Return the lines below that carry the word "attached".

**Data for this exercise:**

-------------------------

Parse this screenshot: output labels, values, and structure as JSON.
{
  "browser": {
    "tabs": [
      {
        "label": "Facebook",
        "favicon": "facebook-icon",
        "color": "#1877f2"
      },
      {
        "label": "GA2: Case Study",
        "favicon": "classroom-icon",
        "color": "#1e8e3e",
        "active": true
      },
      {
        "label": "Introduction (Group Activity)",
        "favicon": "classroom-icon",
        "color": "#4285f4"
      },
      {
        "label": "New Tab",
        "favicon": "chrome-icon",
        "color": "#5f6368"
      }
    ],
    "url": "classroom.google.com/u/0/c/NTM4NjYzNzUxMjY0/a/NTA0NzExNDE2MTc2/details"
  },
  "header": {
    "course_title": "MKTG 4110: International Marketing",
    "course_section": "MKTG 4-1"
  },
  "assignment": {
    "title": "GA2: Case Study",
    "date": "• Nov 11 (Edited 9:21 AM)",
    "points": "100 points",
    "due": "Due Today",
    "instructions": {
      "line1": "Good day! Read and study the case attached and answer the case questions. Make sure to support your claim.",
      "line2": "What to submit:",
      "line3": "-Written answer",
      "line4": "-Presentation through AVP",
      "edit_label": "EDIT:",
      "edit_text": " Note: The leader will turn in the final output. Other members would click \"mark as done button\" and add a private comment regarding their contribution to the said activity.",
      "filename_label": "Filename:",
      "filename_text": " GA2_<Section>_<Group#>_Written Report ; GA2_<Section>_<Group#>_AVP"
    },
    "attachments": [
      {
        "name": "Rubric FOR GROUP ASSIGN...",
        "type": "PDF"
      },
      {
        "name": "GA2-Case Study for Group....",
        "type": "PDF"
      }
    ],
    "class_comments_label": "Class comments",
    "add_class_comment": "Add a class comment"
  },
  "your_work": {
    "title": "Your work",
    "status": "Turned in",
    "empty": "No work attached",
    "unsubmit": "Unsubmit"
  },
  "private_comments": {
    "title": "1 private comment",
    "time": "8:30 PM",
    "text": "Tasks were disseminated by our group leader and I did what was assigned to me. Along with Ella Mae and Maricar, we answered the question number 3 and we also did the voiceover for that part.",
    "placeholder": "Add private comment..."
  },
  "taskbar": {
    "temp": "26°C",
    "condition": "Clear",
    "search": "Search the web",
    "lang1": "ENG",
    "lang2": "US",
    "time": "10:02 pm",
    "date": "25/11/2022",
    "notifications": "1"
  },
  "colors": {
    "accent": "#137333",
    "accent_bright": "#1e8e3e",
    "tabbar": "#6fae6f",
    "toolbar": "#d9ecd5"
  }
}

-------------------------

**Task answer:**
      "line1": "Good day! Read and study the case attached and answer the case questions. Make sure to support your claim.",
    "empty": "No work attached",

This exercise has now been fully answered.